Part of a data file
++++++

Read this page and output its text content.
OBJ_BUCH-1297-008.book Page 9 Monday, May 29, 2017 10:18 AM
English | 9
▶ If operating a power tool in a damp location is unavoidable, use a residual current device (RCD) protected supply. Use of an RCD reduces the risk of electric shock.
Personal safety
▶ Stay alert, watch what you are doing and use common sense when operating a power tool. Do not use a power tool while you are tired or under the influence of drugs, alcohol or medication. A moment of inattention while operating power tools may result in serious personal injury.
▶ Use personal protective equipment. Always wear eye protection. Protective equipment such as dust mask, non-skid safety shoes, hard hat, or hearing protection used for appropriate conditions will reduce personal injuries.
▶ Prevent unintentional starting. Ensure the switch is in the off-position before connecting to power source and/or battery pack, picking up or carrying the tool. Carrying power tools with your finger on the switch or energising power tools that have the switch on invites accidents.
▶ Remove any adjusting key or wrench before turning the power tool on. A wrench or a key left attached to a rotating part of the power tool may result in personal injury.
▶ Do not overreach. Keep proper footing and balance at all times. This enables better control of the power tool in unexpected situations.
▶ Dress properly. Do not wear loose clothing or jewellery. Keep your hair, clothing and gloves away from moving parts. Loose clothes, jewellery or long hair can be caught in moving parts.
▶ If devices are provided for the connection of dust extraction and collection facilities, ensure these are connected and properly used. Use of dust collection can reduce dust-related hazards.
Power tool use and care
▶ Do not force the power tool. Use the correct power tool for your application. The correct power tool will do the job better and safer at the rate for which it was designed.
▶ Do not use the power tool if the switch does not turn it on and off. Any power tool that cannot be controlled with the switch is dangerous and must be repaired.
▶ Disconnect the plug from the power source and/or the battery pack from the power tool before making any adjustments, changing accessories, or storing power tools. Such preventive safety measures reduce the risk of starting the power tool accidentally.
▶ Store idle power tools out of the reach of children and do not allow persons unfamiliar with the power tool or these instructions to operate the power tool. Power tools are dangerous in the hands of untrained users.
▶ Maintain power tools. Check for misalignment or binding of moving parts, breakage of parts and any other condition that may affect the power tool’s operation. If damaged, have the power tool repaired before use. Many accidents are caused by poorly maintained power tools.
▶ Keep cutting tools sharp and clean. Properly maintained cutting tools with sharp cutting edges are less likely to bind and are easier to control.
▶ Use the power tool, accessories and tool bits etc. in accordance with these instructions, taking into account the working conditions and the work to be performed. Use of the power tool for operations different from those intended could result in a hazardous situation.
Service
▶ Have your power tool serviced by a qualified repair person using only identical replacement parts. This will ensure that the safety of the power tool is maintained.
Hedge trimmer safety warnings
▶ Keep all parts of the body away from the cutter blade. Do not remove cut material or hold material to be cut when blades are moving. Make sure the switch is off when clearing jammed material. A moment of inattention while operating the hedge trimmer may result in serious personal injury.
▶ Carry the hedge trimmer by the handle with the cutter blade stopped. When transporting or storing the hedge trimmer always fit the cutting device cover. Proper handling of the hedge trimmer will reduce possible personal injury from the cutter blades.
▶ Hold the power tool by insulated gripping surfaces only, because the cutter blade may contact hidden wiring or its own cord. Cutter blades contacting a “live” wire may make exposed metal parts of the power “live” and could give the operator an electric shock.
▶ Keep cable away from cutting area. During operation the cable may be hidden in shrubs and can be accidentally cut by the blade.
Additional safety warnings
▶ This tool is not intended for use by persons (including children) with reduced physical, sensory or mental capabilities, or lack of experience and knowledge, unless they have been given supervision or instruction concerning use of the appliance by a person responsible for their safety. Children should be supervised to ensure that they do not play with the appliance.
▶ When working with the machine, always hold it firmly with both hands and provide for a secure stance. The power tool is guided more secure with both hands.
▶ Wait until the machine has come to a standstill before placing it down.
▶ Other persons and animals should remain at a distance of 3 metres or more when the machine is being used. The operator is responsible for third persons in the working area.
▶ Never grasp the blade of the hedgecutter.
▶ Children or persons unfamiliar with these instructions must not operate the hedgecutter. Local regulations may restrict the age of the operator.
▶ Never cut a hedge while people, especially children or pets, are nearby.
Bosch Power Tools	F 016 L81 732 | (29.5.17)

++++++

SET PROBLEM: Where a line above contains the string "warnings", copy that line.

REPLY TO THE TASK:
Hedge trimmer safety warnings
Additional safety warnings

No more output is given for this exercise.